▸ Dataset entries:
[START]

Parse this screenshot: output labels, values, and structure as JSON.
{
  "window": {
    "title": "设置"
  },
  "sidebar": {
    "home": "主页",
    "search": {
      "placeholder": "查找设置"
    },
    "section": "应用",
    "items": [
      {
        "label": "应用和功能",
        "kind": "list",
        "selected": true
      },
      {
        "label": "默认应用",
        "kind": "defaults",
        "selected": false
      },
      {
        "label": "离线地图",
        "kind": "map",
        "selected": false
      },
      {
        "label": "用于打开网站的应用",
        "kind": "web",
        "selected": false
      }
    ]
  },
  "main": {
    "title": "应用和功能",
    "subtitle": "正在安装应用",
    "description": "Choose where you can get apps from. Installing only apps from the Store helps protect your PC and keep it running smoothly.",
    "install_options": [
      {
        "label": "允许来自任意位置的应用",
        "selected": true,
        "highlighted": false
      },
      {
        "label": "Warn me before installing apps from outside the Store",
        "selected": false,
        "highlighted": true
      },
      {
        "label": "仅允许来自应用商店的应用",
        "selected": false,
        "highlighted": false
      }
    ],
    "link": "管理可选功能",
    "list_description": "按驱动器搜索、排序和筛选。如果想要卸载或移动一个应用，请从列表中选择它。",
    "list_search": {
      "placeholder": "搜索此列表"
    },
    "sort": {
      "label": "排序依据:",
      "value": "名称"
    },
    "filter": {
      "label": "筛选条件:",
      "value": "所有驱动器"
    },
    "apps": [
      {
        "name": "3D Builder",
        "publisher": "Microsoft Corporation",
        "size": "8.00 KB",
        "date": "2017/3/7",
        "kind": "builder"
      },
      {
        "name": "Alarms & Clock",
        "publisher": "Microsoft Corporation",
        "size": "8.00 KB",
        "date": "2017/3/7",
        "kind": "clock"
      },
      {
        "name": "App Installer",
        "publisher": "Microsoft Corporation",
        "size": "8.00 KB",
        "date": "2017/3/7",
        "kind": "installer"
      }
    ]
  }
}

[END]

Provide all the records again, word for word.

▸ Written solution:
Parse this screenshot: output labels, values, and structure as JSON.
{
  "window": {
    "title": "设置"
  },
  "sidebar": {
    "home": "主页",
    "search": {
      "placeholder": "查找设置"
    },
    "section": "应用",
    "items": [
      {
        "label": "应用和功能",
        "kind": "list",
        "selected": true
      },
      {
        "label": "默认应用",
        "kind": "defaults",
        "selected": false
      },
      {
        "label": "离线地图",
        "kind": "map",
        "selected": false
      },
      {
        "label": "用于打开网站的应用",
        "kind": "web",
        "selected": false
      }
    ]
  },
  "main": {
    "title": "应用和功能",
    "subtitle": "正在安装应用",
    "description": "Choose where you can get apps from. Installing only apps from the Store helps protect your PC and keep it running smoothly.",
    "install_options": [
      {
        "label": "允许来自任意位置的应用",
        "selected": true,
        "highlighted": false
      },
      {
        "label": "Warn me before installing apps from outside the Store",
        "selected": false,
        "highlighted": true
      },
      {
        "label": "仅允许来自应用商店的应用",
        "selected": false,
        "highlighted": false
      }
    ],
    "link": "管理可选功能",
    "list_description": "按驱动器搜索、排序和筛选。如果想要卸载或移动一个应用，请从列表中选择它。",
    "list_search": {
      "placeholder": "搜索此列表"
    },
    "sort": {
      "label": "排序依据:",
      "value": "名称"
    },
    "filter": {
      "label": "筛选条件:",
      "value": "所有驱动器"
    },
    "apps": [
      {
        "name": "3D Builder",
        "publisher": "Microsoft Corporation",
        "size": "8.00 KB",
        "date": "2017/3/7",
        "kind": "builder"
      },
      {
        "name": "Alarms & Clock",
        "publisher": "Microsoft Corporation",
        "size": "8.00 KB",
        "date": "2017/3/7",
        "kind": "clock"
      },
      {
        "name": "App Installer",
        "publisher": "Microsoft Corporation",
        "size": "8.00 KB",
        "date": "2017/3/7",
        "kind": "installer"
      }
    ]
  }
}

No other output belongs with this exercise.